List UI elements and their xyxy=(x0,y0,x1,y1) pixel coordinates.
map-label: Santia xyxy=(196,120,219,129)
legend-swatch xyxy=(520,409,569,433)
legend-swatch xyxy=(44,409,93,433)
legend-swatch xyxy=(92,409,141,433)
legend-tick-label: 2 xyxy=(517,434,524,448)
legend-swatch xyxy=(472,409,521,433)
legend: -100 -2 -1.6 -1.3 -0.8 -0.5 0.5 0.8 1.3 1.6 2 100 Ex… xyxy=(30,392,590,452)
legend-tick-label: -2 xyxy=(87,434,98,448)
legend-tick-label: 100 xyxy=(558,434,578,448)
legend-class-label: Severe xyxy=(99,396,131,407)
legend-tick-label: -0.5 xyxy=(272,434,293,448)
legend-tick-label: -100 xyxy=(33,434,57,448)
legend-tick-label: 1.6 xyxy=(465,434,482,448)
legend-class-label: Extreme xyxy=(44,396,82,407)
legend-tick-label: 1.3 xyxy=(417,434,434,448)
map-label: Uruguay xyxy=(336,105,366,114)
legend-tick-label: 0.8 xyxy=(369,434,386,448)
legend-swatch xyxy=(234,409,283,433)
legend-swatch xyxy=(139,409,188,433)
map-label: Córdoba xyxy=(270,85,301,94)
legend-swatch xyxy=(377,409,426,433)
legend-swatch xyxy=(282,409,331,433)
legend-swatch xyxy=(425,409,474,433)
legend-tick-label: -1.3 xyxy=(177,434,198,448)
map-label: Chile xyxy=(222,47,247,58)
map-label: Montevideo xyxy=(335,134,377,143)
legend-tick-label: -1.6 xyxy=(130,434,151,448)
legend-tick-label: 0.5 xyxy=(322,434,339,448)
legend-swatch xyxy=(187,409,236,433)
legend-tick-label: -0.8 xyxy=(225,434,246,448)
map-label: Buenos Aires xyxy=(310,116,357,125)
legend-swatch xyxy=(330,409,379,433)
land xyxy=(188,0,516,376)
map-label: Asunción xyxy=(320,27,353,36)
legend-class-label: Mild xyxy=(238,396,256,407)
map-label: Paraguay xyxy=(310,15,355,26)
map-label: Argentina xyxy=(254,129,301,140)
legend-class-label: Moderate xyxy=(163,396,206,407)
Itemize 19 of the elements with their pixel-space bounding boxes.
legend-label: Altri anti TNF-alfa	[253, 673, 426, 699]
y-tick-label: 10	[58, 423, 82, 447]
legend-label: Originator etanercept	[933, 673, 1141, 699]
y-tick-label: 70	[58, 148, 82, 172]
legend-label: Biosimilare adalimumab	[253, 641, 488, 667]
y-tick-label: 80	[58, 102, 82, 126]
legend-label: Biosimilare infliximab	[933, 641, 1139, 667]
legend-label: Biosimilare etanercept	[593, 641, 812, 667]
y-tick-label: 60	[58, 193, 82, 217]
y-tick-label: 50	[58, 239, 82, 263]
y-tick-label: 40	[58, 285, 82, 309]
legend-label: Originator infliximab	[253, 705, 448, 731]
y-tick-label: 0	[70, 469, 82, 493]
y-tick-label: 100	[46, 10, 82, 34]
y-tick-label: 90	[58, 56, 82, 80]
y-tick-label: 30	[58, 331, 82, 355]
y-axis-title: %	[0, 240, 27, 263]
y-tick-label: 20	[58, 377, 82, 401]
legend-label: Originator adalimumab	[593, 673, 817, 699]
-----
- _Given exercise_:
Recast all the records above as a Markdown table with the columns Row and Text. Give each line its own numbered row and leave out blank lines.

- _Solved problem_:
| Row | Text |
|---|---|
| 1 | List UI elements and their xyxy=(x0,y0,x1,y1) pixel coordinates. |
| 2 | map-label: Santia xyxy=(196,120,219,129) |
| 3 | legend-swatch xyxy=(520,409,569,433) |
| 4 | legend-swatch xyxy=(44,409,93,433) |
| 5 | legend-swatch xyxy=(92,409,141,433) |
| 6 | legend-tick-label: 2 xyxy=(517,434,524,448) |
| 7 | legend-swatch xyxy=(472,409,521,433) |
| 8 | legend: -100 -2 -1.6 -1.3 -0.8 -0.5 0.5 0.8 1.3 1.6 2 100 Ex… xyxy=(30,392,590,452) |
| 9 | legend-tick-label: -2 xyxy=(87,434,98,448) |
| 10 | legend-tick-label: 100 xyxy=(558,434,578,448) |
| 11 | legend-class-label: Severe xyxy=(99,396,131,407) |
| 12 | legend-tick-label: -0.5 xyxy=(272,434,293,448) |
| 13 | legend-tick-label: -100 xyxy=(33,434,57,448) |
| 14 | legend-tick-label: 1.6 xyxy=(465,434,482,448) |
| 15 | legend-class-label: Extreme xyxy=(44,396,82,407) |
| 16 | legend-tick-label: 1.3 xyxy=(417,434,434,448) |
| 17 | map-label: Uruguay xyxy=(336,105,366,114) |
| 18 | legend-tick-label: 0.8 xyxy=(369,434,386,448) |
| 19 | legend-swatch xyxy=(234,409,283,433) |
| 20 | legend-swatch xyxy=(139,409,188,433) |
| 21 | map-label: Córdoba xyxy=(270,85,301,94) |
| 22 | legend-swatch xyxy=(377,409,426,433) |
| 23 | legend-swatch xyxy=(282,409,331,433) |
| 24 | legend-swatch xyxy=(425,409,474,433) |
| 25 | legend-tick-label: -1.3 xyxy=(177,434,198,448) |
| 26 | map-label: Chile xyxy=(222,47,247,58) |
| 27 | map-label: Montevideo xyxy=(335,134,377,143) |
| 28 | legend-tick-label: -1.6 xyxy=(130,434,151,448) |
| 29 | legend-tick-label: 0.5 xyxy=(322,434,339,448) |
| 30 | legend-swatch xyxy=(187,409,236,433) |
| 31 | legend-tick-label: -0.8 xyxy=(225,434,246,448) |
| 32 | map-label: Buenos Aires xyxy=(310,116,357,125) |
| 33 | legend-swatch xyxy=(330,409,379,433) |
| 34 | land xyxy=(188,0,516,376) |
| 35 | map-label: Asunción xyxy=(320,27,353,36) |
| 36 | legend-class-label: Mild xyxy=(238,396,256,407) |
| 37 | map-label: Paraguay xyxy=(310,15,355,26) |
| 38 | map-label: Argentina xyxy=(254,129,301,140) |
| 39 | legend-class-label: Moderate xyxy=(163,396,206,407) |
| 40 | Itemize 19 of the elements with their pixel-space bounding boxes. |
| 41 | legend-label: Altri anti TNF-alfa	[253, 673, 426, 699] |
| 42 | y-tick-label: 10	[58, 423, 82, 447] |
| 43 | legend-label: Originator etanercept	[933, 673, 1141, 699] |
| 44 | y-tick-label: 70	[58, 148, 82, 172] |
| 45 | legend-label: Biosimilare adalimumab	[253, 641, 488, 667] |
| 46 | y-tick-label: 80	[58, 102, 82, 126] |
| 47 | legend-label: Biosimilare infliximab	[933, 641, 1139, 667] |
| 48 | legend-label: Biosimilare etanercept	[593, 641, 812, 667] |
| 49 | y-tick-label: 60	[58, 193, 82, 217] |
| 50 | y-tick-label: 50	[58, 239, 82, 263] |
| 51 | y-tick-label: 40	[58, 285, 82, 309] |
| 52 | legend-label: Originator infliximab	[253, 705, 448, 731] |
| 53 | y-tick-label: 0	[70, 469, 82, 493] |
| 54 | y-tick-label: 100	[46, 10, 82, 34] |
| 55 | y-tick-label: 90	[58, 56, 82, 80] |
| 56 | y-tick-label: 30	[58, 331, 82, 355] |
| 57 | y-axis-title: %	[0, 240, 27, 263] |
| 58 | y-tick-label: 20	[58, 377, 82, 401] |
| 59 | legend-label: Originator adalimumab	[593, 673, 817, 699] |